-- start of Supplied data --

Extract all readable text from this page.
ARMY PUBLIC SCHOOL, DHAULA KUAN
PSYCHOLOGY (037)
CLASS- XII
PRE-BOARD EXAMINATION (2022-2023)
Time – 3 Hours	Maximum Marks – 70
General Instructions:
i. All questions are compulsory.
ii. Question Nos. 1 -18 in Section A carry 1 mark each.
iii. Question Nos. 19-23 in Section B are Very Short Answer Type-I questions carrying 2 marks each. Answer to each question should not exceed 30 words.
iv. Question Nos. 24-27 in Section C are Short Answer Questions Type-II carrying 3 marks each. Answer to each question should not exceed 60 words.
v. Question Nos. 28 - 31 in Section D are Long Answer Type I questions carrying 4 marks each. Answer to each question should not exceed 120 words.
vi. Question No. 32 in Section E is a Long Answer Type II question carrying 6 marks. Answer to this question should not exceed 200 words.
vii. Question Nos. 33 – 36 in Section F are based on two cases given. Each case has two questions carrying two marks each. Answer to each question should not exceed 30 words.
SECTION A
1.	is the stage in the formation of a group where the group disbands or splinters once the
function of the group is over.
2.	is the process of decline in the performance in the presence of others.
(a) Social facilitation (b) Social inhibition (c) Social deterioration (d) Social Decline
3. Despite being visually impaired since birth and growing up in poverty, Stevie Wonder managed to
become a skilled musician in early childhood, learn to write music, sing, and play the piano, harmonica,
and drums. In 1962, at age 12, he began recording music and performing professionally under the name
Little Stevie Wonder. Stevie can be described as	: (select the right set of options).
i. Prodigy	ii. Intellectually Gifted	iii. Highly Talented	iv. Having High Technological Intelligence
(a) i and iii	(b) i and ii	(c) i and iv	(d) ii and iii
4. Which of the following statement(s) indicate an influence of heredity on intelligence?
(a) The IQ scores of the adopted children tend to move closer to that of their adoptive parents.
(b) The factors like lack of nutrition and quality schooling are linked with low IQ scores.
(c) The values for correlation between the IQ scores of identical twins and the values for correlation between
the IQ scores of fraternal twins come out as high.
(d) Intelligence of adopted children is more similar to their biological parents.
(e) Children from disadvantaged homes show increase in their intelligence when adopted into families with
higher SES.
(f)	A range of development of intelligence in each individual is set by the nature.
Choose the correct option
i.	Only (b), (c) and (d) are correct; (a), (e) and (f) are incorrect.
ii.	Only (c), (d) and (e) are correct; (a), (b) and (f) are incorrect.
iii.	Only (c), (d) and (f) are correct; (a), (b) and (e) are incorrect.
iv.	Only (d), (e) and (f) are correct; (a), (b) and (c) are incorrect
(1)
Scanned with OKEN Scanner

-- end of Supplied data --

## Written problem
Give the complete listing a second time, exactly as it reads.

## Task response
Extract all readable text from this page.
ARMY PUBLIC SCHOOL, DHAULA KUAN
PSYCHOLOGY (037)
CLASS- XII
PRE-BOARD EXAMINATION (2022-2023)
Time – 3 Hours	Maximum Marks – 70
General Instructions:
i. All questions are compulsory.
ii. Question Nos. 1 -18 in Section A carry 1 mark each.
iii. Question Nos. 19-23 in Section B are Very Short Answer Type-I questions carrying 2 marks each. Answer to each question should not exceed 30 words.
iv. Question Nos. 24-27 in Section C are Short Answer Questions Type-II carrying 3 marks each. Answer to each question should not exceed 60 words.
v. Question Nos. 28 - 31 in Section D are Long Answer Type I questions carrying 4 marks each. Answer to each question should not exceed 120 words.
vi. Question No. 32 in Section E is a Long Answer Type II question carrying 6 marks. Answer to this question should not exceed 200 words.
vii. Question Nos. 33 – 36 in Section F are based on two cases given. Each case has two questions carrying two marks each. Answer to each question should not exceed 30 words.
SECTION A
1.	is the stage in the formation of a group where the group disbands or splinters once the
function of the group is over.
2.	is the process of decline in the performance in the presence of others.
(a) Social facilitation (b) Social inhibition (c) Social deterioration (d) Social Decline
3. Despite being visually impaired since birth and growing up in poverty, Stevie Wonder managed to
become a skilled musician in early childhood, learn to write music, sing, and play the piano, harmonica,
and drums. In 1962, at age 12, he began recording music and performing professionally under the name
Little Stevie Wonder. Stevie can be described as	: (select the right set of options).
i. Prodigy	ii. Intellectually Gifted	iii. Highly Talented	iv. Having High Technological Intelligence
(a) i and iii	(b) i and ii	(c) i and iv	(d) ii and iii
4. Which of the following statement(s) indicate an influence of heredity on intelligence?
(a) The IQ scores of the adopted children tend to move closer to that of their adoptive parents.
(b) The factors like lack of nutrition and quality schooling are linked with low IQ scores.
(c) The values for correlation between the IQ scores of identical twins and the values for correlation between
the IQ scores of fraternal twins come out as high.
(d) Intelligence of adopted children is more similar to their biological parents.
(e) Children from disadvantaged homes show increase in their intelligence when adopted into families with
higher SES.
(f)	A range of development of intelligence in each individual is set by the nature.
Choose the correct option
i.	Only (b), (c) and (d) are correct; (a), (e) and (f) are incorrect.
ii.	Only (c), (d) and (e) are correct; (a), (b) and (f) are incorrect.
iii.	Only (c), (d) and (f) are correct; (a), (b) and (e) are incorrect.
iv.	Only (d), (e) and (f) are correct; (a), (b) and (c) are incorrect
(1)
Scanned with OKEN Scanner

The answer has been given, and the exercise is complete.